→ **Task prompt**:
Exactly reproduce the line containing "What data populates" and all later lines to the end of the entries, leaving the pictures out of your copy.

⟨

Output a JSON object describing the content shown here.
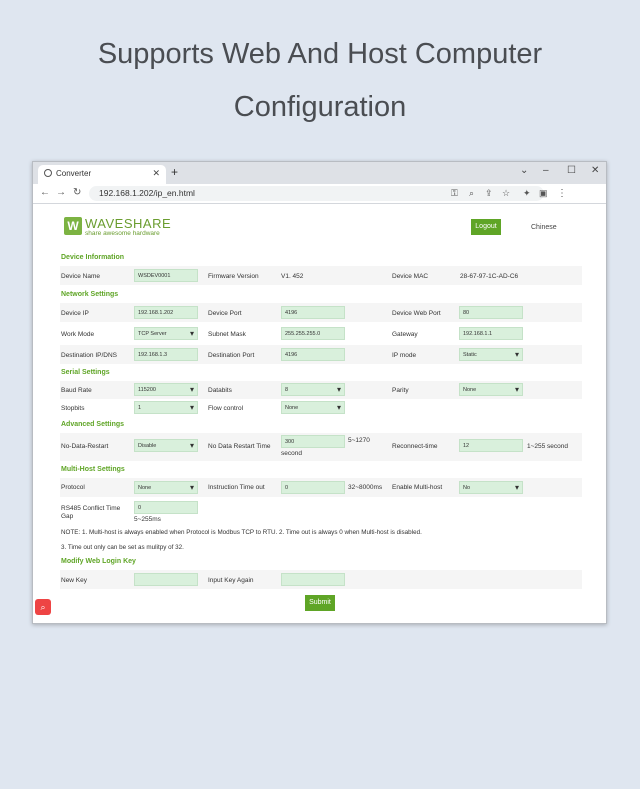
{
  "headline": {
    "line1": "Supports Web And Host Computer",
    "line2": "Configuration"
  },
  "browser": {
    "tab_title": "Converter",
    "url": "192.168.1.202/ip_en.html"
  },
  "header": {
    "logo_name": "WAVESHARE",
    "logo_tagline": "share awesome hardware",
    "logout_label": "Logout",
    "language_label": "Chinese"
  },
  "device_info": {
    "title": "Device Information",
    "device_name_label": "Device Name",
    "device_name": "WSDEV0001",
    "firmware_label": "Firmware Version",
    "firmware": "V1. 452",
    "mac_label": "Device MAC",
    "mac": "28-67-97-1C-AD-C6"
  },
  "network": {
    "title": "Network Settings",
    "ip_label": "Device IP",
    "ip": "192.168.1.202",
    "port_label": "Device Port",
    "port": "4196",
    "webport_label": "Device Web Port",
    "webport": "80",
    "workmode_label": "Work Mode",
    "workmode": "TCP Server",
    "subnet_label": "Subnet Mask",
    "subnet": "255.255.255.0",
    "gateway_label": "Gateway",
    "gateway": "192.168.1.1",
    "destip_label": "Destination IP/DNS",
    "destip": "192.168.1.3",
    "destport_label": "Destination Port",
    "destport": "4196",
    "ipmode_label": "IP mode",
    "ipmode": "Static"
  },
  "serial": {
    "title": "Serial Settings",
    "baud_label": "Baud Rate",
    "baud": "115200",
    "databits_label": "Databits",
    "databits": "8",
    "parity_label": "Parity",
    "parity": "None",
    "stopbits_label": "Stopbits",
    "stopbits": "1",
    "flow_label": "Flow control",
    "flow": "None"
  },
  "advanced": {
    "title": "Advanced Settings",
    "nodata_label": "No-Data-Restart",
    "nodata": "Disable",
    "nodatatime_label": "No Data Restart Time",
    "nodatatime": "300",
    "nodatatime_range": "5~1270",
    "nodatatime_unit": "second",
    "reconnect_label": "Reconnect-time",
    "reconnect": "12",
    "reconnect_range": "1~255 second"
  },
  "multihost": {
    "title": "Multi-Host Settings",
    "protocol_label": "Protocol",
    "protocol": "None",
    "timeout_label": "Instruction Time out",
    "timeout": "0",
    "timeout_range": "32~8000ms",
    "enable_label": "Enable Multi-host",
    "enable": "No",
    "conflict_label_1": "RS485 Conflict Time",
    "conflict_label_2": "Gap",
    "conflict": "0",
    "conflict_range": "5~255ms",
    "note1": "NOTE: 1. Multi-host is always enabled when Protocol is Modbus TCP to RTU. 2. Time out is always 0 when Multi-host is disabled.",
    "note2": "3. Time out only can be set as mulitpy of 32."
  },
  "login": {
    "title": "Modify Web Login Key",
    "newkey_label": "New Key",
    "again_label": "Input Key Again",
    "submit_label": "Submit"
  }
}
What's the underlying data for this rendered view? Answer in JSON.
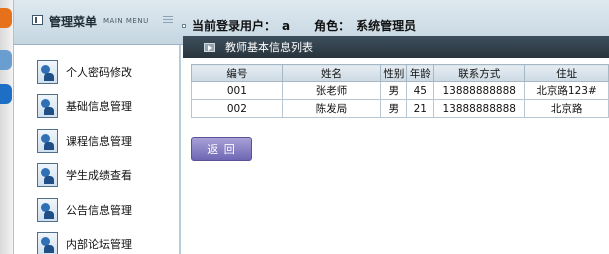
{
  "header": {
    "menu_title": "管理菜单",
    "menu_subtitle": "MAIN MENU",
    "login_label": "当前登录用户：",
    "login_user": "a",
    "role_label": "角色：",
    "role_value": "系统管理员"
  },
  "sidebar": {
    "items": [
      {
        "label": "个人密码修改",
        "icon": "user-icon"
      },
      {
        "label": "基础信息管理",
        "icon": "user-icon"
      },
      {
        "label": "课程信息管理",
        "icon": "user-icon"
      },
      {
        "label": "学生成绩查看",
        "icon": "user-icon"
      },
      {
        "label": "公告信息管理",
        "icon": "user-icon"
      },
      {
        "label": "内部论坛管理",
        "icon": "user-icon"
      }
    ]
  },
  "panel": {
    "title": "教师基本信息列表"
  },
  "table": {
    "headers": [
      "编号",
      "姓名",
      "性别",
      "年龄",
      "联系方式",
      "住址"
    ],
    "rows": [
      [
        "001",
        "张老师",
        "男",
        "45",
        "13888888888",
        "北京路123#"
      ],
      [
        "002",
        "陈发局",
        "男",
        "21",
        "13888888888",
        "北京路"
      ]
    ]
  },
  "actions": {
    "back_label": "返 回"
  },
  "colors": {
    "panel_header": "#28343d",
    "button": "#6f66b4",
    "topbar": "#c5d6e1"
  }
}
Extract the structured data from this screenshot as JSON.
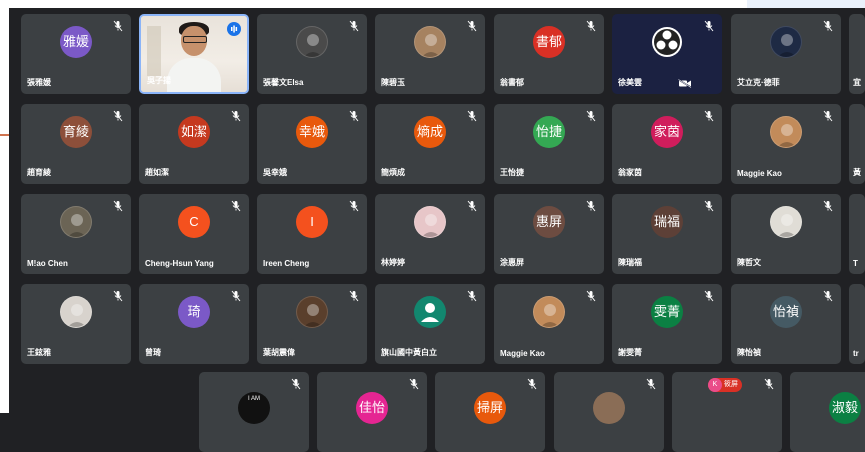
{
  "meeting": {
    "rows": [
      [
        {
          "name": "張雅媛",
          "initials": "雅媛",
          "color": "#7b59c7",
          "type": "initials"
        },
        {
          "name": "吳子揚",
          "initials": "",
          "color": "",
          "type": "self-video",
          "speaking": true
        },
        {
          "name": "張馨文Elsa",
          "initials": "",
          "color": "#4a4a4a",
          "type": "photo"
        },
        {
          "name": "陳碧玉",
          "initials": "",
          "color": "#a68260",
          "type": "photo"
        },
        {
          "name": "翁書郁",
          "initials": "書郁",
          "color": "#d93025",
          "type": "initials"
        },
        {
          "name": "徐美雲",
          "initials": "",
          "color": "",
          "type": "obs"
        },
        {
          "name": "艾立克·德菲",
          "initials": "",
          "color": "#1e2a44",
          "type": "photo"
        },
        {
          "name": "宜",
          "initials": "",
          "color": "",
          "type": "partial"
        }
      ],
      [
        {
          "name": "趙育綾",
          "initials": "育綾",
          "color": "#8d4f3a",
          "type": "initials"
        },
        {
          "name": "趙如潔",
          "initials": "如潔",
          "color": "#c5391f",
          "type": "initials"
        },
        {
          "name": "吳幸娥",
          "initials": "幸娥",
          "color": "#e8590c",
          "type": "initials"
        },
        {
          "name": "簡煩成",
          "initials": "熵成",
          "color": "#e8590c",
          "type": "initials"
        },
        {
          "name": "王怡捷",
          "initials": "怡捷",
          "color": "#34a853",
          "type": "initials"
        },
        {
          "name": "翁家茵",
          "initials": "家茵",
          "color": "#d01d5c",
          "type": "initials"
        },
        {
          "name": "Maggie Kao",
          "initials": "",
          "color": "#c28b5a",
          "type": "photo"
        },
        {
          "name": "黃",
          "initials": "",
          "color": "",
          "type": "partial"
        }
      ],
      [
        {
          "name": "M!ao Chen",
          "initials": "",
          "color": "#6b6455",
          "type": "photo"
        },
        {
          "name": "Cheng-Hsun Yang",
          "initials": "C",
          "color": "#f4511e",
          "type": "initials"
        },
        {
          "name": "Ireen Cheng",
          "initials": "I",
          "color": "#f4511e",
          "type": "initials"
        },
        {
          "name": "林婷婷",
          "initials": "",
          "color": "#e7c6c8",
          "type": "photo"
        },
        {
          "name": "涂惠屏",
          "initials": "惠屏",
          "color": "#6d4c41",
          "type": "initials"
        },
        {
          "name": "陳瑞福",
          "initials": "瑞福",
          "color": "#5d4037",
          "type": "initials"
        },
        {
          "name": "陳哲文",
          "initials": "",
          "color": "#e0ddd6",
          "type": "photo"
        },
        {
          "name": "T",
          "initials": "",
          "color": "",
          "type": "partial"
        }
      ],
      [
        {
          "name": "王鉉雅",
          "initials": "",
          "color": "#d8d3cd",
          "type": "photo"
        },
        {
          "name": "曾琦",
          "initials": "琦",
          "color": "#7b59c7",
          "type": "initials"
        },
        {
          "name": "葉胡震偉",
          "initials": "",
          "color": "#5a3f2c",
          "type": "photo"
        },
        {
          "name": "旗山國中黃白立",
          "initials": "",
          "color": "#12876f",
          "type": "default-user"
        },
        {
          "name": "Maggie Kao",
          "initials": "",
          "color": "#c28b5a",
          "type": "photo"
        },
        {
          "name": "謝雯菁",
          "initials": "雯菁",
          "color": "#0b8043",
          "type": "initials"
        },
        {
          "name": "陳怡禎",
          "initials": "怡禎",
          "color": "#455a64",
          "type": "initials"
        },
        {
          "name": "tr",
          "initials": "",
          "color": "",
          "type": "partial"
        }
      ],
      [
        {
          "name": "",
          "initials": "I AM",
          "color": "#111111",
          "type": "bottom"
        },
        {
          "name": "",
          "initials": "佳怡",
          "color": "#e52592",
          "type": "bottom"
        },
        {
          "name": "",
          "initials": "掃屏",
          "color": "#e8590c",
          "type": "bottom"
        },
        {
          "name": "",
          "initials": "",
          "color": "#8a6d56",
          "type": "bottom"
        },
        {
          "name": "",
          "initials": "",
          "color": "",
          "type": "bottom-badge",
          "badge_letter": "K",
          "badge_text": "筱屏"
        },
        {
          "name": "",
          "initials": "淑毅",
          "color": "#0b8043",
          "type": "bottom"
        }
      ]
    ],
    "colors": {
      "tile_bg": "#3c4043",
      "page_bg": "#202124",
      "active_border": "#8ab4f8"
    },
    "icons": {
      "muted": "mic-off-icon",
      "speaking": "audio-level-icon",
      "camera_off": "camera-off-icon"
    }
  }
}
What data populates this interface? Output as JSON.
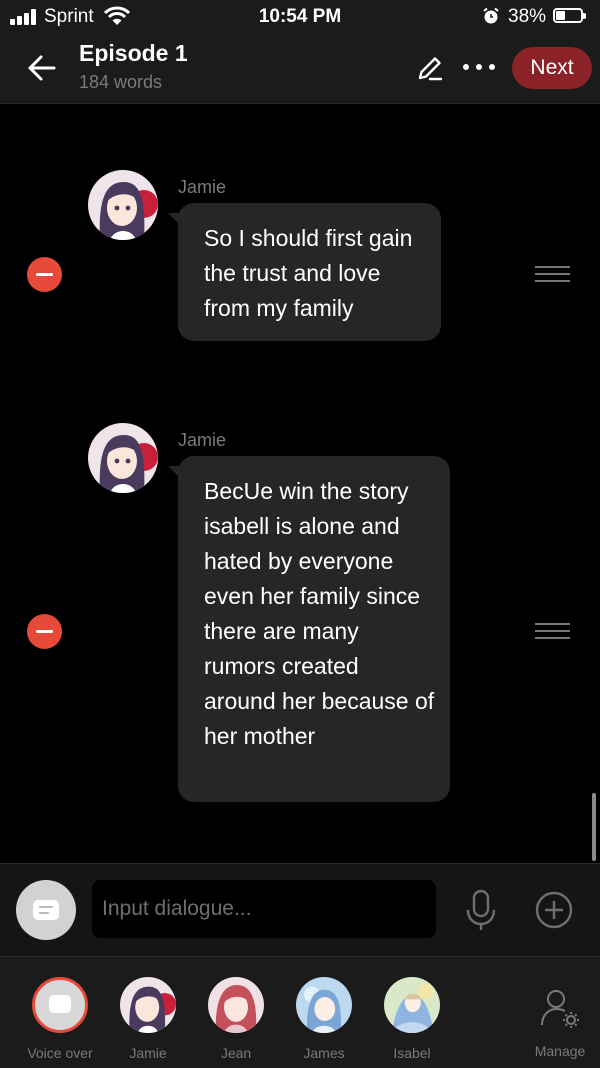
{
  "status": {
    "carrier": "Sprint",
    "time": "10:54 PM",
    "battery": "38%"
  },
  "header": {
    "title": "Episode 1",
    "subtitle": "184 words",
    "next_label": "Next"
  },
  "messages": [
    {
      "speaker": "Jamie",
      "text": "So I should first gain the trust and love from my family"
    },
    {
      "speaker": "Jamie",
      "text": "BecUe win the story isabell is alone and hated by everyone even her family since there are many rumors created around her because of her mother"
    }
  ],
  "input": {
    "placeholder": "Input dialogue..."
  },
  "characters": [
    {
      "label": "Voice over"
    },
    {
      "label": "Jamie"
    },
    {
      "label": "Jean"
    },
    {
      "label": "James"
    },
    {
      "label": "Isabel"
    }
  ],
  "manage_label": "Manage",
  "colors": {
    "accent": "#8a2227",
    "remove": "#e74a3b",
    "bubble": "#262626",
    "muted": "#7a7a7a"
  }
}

⟩

→ **Response to this task**:
What data populates this interface? Output as JSON.
{
  "status": {
    "carrier": "Sprint",
    "time": "10:54 PM",
    "battery": "38%"
  },
  "header": {
    "title": "Episode 1",
    "subtitle": "184 words",
    "next_label": "Next"
  },
  "messages": [
    {
      "speaker": "Jamie",
      "text": "So I should first gain the trust and love from my family"
    },
    {
      "speaker": "Jamie",
      "text": "BecUe win the story isabell is alone and hated by everyone even her family since there are many rumors created around her because of her mother"
    }
  ],
  "input": {
    "placeholder": "Input dialogue..."
  },
  "characters": [
    {
      "label": "Voice over"
    },
    {
      "label": "Jamie"
    },
    {
      "label": "Jean"
    },
    {
      "label": "James"
    },
    {
      "label": "Isabel"
    }
  ],
  "manage_label": "Manage",
  "colors": {
    "accent": "#8a2227",
    "remove": "#e74a3b",
    "bubble": "#262626",
    "muted": "#7a7a7a"
  }
}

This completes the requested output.